***** Recorded data *****

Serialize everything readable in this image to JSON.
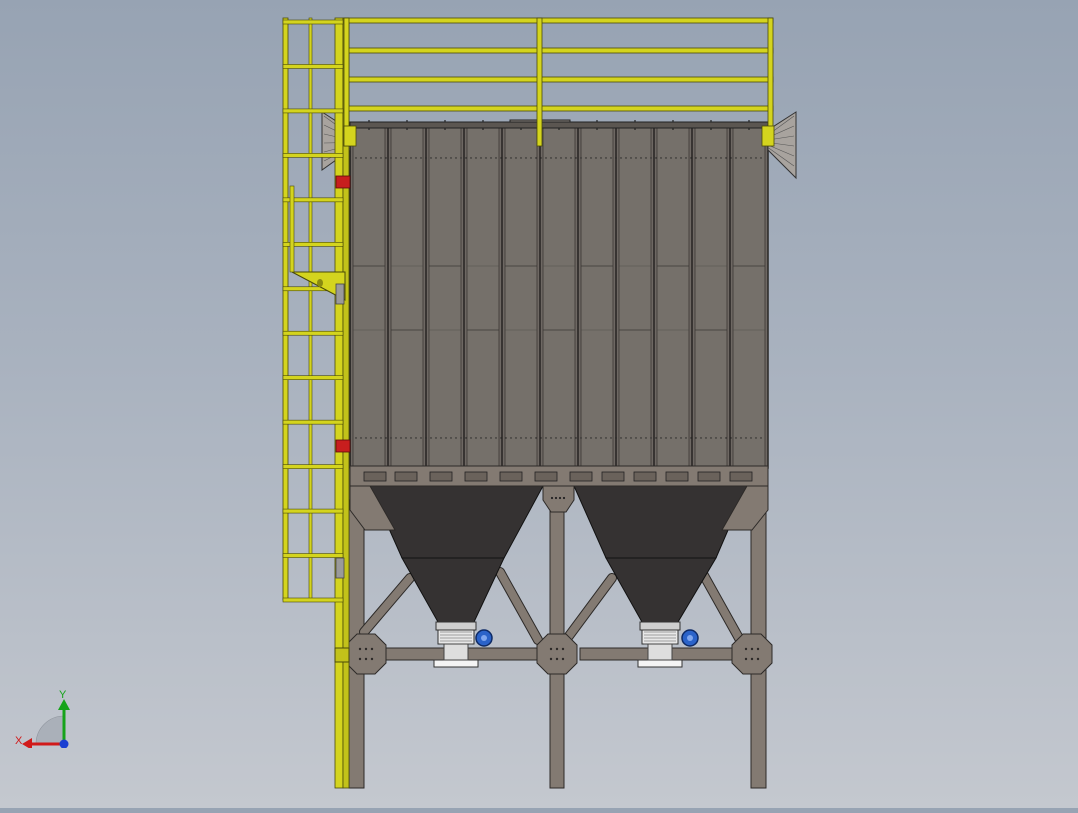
{
  "viewport": {
    "background_top": "#97a3b3",
    "background_bottom": "#c4c8cf"
  },
  "model": {
    "colors": {
      "yellow_steel": "#d4d41e",
      "yellow_edge": "#4a4a08",
      "housing": "#6e6863",
      "housing_edge": "#2a2826",
      "hopper": "#353232",
      "frame": "#837a72",
      "frame_edge": "#2d2a28",
      "red_marker": "#c81e1e",
      "blue_valve": "#2b63c9"
    },
    "filter_columns": 11,
    "hoppers": 2,
    "ladder_rungs": 14,
    "red_markers": 2,
    "blue_valves": 2
  },
  "triad": {
    "x_label": "X",
    "y_label": "Y",
    "x_color": "#d11a1a",
    "y_color": "#16a31a",
    "z_color": "#1a3fd1"
  }
}
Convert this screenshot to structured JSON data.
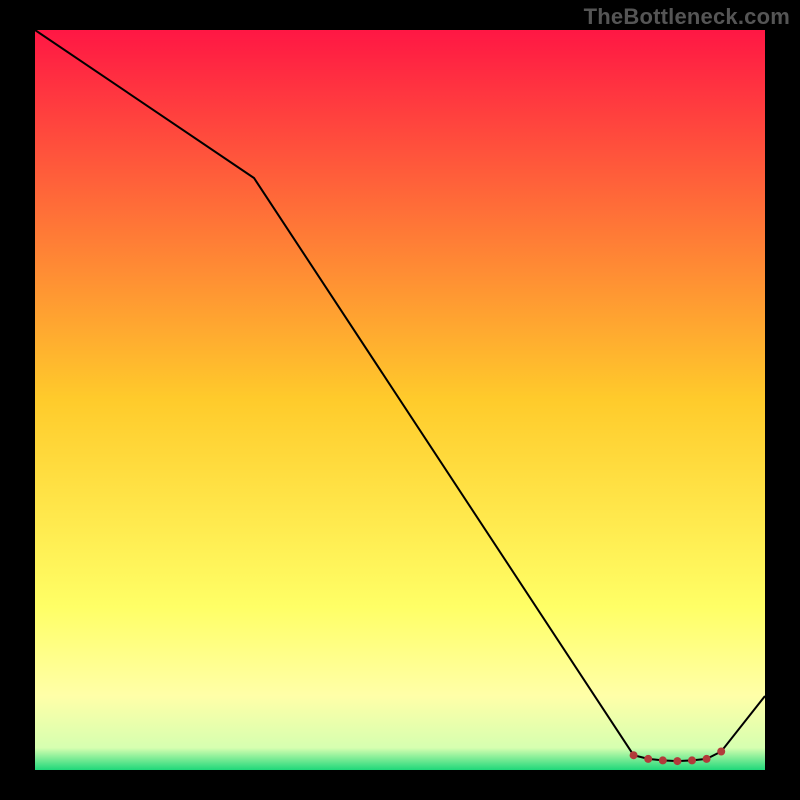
{
  "watermark": "TheBottleneck.com",
  "chart_data": {
    "type": "line",
    "title": "",
    "xlabel": "",
    "ylabel": "",
    "xlim": [
      0,
      100
    ],
    "ylim": [
      0,
      100
    ],
    "x": [
      0,
      30,
      82,
      84,
      86,
      88,
      90,
      92,
      94,
      100
    ],
    "values": [
      100,
      80,
      2,
      1.5,
      1.3,
      1.2,
      1.3,
      1.5,
      2.5,
      10
    ],
    "markers_x": [
      82,
      84,
      86,
      88,
      90,
      92,
      94
    ],
    "markers_y": [
      2,
      1.5,
      1.3,
      1.2,
      1.3,
      1.5,
      2.5
    ],
    "line_color": "#000000",
    "marker_color": "#b23a3a",
    "gradient_stops": [
      {
        "offset": 0.0,
        "color": "#ff1744"
      },
      {
        "offset": 0.5,
        "color": "#ffcb2b"
      },
      {
        "offset": 0.78,
        "color": "#ffff66"
      },
      {
        "offset": 0.9,
        "color": "#ffffa8"
      },
      {
        "offset": 0.97,
        "color": "#d6ffb0"
      },
      {
        "offset": 1.0,
        "color": "#1fd87a"
      }
    ]
  }
}
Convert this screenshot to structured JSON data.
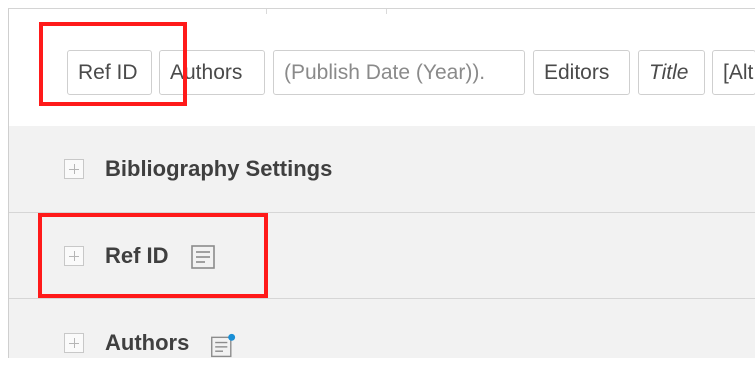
{
  "chips": [
    {
      "label": "Ref ID"
    },
    {
      "label": "Authors"
    },
    {
      "label": "(Publish Date (Year))."
    },
    {
      "label": "Editors"
    },
    {
      "label": "Title"
    },
    {
      "label": "[Alt"
    }
  ],
  "settings": {
    "rows": [
      {
        "label": "Bibliography Settings"
      },
      {
        "label": "Ref ID"
      },
      {
        "label": "Authors"
      }
    ]
  },
  "colors": {
    "highlight": "#ff1a1a",
    "indicator_dot": "#1a8fd6"
  },
  "icons": {
    "expand": "plus-box-icon",
    "notes": "notes-icon"
  }
}
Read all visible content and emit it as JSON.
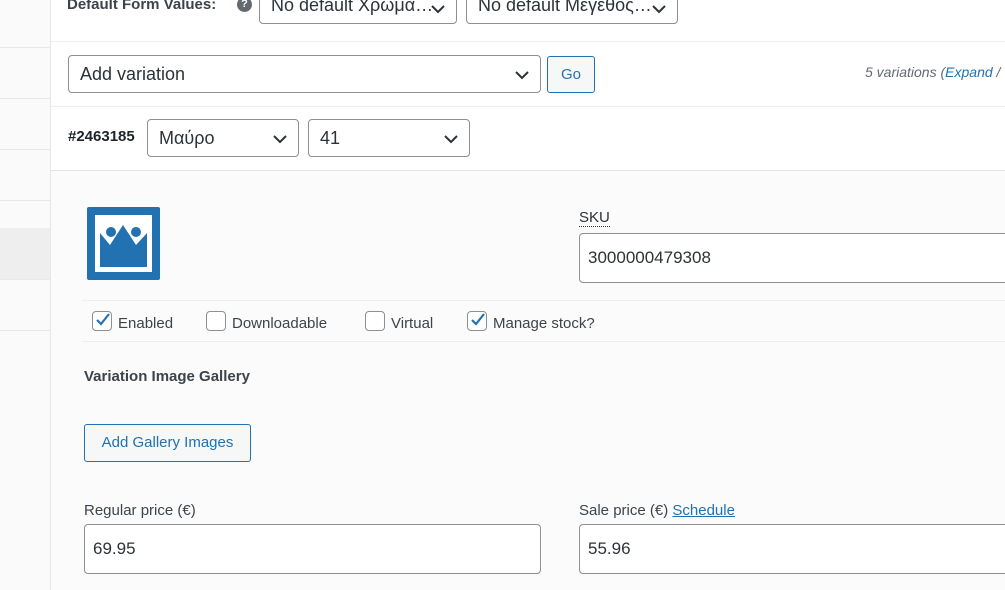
{
  "default_form_values": {
    "label": "Default Form Values:",
    "help_icon": "question-circle-icon",
    "color_select": "No default Χρώμα…",
    "size_select": "No default Μέγεθος…"
  },
  "add_variation": {
    "select_value": "Add variation",
    "go_label": "Go",
    "count_text": "5 variations (",
    "expand_link": "Expand",
    "count_suffix": " /"
  },
  "variation": {
    "id": "#2463185",
    "color_value": "Μαύρο",
    "size_value": "41",
    "sku_label": "SKU",
    "sku_value": "3000000479308",
    "options": {
      "enabled": {
        "label": "Enabled",
        "checked": true
      },
      "downloadable": {
        "label": "Downloadable",
        "checked": false
      },
      "virtual": {
        "label": "Virtual",
        "checked": false
      },
      "manage_stock": {
        "label": "Manage stock?",
        "checked": true
      }
    },
    "gallery_label": "Variation Image Gallery",
    "gallery_button": "Add Gallery Images",
    "regular_price_label": "Regular price (€)",
    "regular_price_value": "69.95",
    "sale_price_label": "Sale price (€)",
    "schedule_link": "Schedule",
    "sale_price_value": "55.96"
  },
  "colors": {
    "accent": "#2271b1",
    "check": "#2271b1"
  }
}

*****

◆ Stated problem
Repeat the material above in full and exactly, apart from the pictures.

◆ Output for this exercise
Serialize everything readable in this image to JSON.
{
  "viewport": {
    "background_top": "#97a3b3",
    "background_bottom": "#c4c8cf"
  },
  "model": {
    "colors": {
      "yellow_steel": "#d4d41e",
      "yellow_edge": "#4a4a08",
      "housing": "#6e6863",
      "housing_edge": "#2a2826",
      "hopper": "#353232",
      "frame": "#837a72",
      "frame_edge": "#2d2a28",
      "red_marker": "#c81e1e",
      "blue_valve": "#2b63c9"
    },
    "filter_columns": 11,
    "hoppers": 2,
    "ladder_rungs": 14,
    "red_markers": 2,
    "blue_valves": 2
  },
  "triad": {
    "x_label": "X",
    "y_label": "Y",
    "x_color": "#d11a1a",
    "y_color": "#16a31a",
    "z_color": "#1a3fd1"
  }
}
Convert this screenshot to structured JSON data.
{
  "watermark": "TheBottleneck.com",
  "chart_data": {
    "type": "line",
    "title": "",
    "xlabel": "",
    "ylabel": "",
    "xlim": [
      0,
      100
    ],
    "ylim": [
      0,
      100
    ],
    "x": [
      0,
      30,
      82,
      84,
      86,
      88,
      90,
      92,
      94,
      100
    ],
    "values": [
      100,
      80,
      2,
      1.5,
      1.3,
      1.2,
      1.3,
      1.5,
      2.5,
      10
    ],
    "markers_x": [
      82,
      84,
      86,
      88,
      90,
      92,
      94
    ],
    "markers_y": [
      2,
      1.5,
      1.3,
      1.2,
      1.3,
      1.5,
      2.5
    ],
    "line_color": "#000000",
    "marker_color": "#b23a3a",
    "gradient_stops": [
      {
        "offset": 0.0,
        "color": "#ff1744"
      },
      {
        "offset": 0.5,
        "color": "#ffcb2b"
      },
      {
        "offset": 0.78,
        "color": "#ffff66"
      },
      {
        "offset": 0.9,
        "color": "#ffffa8"
      },
      {
        "offset": 0.97,
        "color": "#d6ffb0"
      },
      {
        "offset": 1.0,
        "color": "#1fd87a"
      }
    ]
  }
}
Convert this screenshot to structured JSON data.
{
  "chips": [
    {
      "label": "Ref ID"
    },
    {
      "label": "Authors"
    },
    {
      "label": "(Publish Date (Year))."
    },
    {
      "label": "Editors"
    },
    {
      "label": "Title"
    },
    {
      "label": "[Alt"
    }
  ],
  "settings": {
    "rows": [
      {
        "label": "Bibliography Settings"
      },
      {
        "label": "Ref ID"
      },
      {
        "label": "Authors"
      }
    ]
  },
  "colors": {
    "highlight": "#ff1a1a",
    "indicator_dot": "#1a8fd6"
  },
  "icons": {
    "expand": "plus-box-icon",
    "notes": "notes-icon"
  }
}
Read all visible content and emit it as JSON.
{
  "default_form_values": {
    "label": "Default Form Values:",
    "help_icon": "question-circle-icon",
    "color_select": "No default Χρώμα…",
    "size_select": "No default Μέγεθος…"
  },
  "add_variation": {
    "select_value": "Add variation",
    "go_label": "Go",
    "count_text": "5 variations (",
    "expand_link": "Expand",
    "count_suffix": " /"
  },
  "variation": {
    "id": "#2463185",
    "color_value": "Μαύρο",
    "size_value": "41",
    "sku_label": "SKU",
    "sku_value": "3000000479308",
    "options": {
      "enabled": {
        "label": "Enabled",
        "checked": true
      },
      "downloadable": {
        "label": "Downloadable",
        "checked": false
      },
      "virtual": {
        "label": "Virtual",
        "checked": false
      },
      "manage_stock": {
        "label": "Manage stock?",
        "checked": true
      }
    },
    "gallery_label": "Variation Image Gallery",
    "gallery_button": "Add Gallery Images",
    "regular_price_label": "Regular price (€)",
    "regular_price_value": "69.95",
    "sale_price_label": "Sale price (€)",
    "schedule_link": "Schedule",
    "sale_price_value": "55.96"
  },
  "colors": {
    "accent": "#2271b1",
    "check": "#2271b1"
  }
}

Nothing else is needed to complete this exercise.